» **EXERCISE GOAL**
Could you transcribe the material below exactly, without leaving out a single line?

» **RECORDS FOR THIS EXERCISE**
───
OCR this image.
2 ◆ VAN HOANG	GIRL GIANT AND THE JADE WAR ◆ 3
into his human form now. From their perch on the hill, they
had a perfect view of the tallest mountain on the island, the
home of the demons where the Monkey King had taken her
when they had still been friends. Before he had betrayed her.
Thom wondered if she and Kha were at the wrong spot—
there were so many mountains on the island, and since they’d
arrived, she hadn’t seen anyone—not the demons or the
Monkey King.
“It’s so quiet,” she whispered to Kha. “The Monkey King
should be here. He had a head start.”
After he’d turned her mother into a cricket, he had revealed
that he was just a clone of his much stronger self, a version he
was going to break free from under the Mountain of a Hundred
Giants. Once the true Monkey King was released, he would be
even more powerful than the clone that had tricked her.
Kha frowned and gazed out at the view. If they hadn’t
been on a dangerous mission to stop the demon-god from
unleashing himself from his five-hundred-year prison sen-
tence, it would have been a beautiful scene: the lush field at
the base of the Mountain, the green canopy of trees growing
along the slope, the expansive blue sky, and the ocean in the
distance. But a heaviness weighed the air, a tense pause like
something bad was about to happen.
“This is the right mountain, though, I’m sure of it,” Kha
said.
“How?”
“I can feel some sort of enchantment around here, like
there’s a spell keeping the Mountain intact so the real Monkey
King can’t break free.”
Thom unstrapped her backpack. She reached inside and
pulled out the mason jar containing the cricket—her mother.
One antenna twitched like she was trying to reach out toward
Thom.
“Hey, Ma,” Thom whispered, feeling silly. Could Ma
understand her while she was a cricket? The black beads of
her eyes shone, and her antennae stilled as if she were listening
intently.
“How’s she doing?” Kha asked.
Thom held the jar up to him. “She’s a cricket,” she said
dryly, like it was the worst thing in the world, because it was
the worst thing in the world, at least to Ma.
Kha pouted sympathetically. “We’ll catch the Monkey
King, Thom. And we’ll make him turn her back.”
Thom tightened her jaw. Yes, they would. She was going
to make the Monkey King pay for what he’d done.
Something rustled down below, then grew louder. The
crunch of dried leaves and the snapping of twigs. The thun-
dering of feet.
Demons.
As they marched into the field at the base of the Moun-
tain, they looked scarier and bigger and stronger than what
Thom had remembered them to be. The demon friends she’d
───
» **RESPONSE**
OCR this image.
2 ◆ VAN HOANG	GIRL GIANT AND THE JADE WAR ◆ 3
into his human form now. From their perch on the hill, they
had a perfect view of the tallest mountain on the island, the
home of the demons where the Monkey King had taken her
when they had still been friends. Before he had betrayed her.
Thom wondered if she and Kha were at the wrong spot—
there were so many mountains on the island, and since they’d
arrived, she hadn’t seen anyone—not the demons or the
Monkey King.
“It’s so quiet,” she whispered to Kha. “The Monkey King
should be here. He had a head start.”
After he’d turned her mother into a cricket, he had revealed
that he was just a clone of his much stronger self, a version he
was going to break free from under the Mountain of a Hundred
Giants. Once the true Monkey King was released, he would be
even more powerful than the clone that had tricked her.
Kha frowned and gazed out at the view. If they hadn’t
been on a dangerous mission to stop the demon-god from
unleashing himself from his five-hundred-year prison sen-
tence, it would have been a beautiful scene: the lush field at
the base of the Mountain, the green canopy of trees growing
along the slope, the expansive blue sky, and the ocean in the
distance. But a heaviness weighed the air, a tense pause like
something bad was about to happen.
“This is the right mountain, though, I’m sure of it,” Kha
said.
“How?”
“I can feel some sort of enchantment around here, like
there’s a spell keeping the Mountain intact so the real Monkey
King can’t break free.”
Thom unstrapped her backpack. She reached inside and
pulled out the mason jar containing the cricket—her mother.
One antenna twitched like she was trying to reach out toward
Thom.
“Hey, Ma,” Thom whispered, feeling silly. Could Ma
understand her while she was a cricket? The black beads of
her eyes shone, and her antennae stilled as if she were listening
intently.
“How’s she doing?” Kha asked.
Thom held the jar up to him. “She’s a cricket,” she said
dryly, like it was the worst thing in the world, because it was
the worst thing in the world, at least to Ma.
Kha pouted sympathetically. “We’ll catch the Monkey
King, Thom. And we’ll make him turn her back.”
Thom tightened her jaw. Yes, they would. She was going
to make the Monkey King pay for what he’d done.
Something rustled down below, then grew louder. The
crunch of dried leaves and the snapping of twigs. The thun-
dering of feet.
Demons.
As they marched into the field at the base of the Moun-
tain, they looked scarier and bigger and stronger than what
Thom had remembered them to be. The demon friends she’d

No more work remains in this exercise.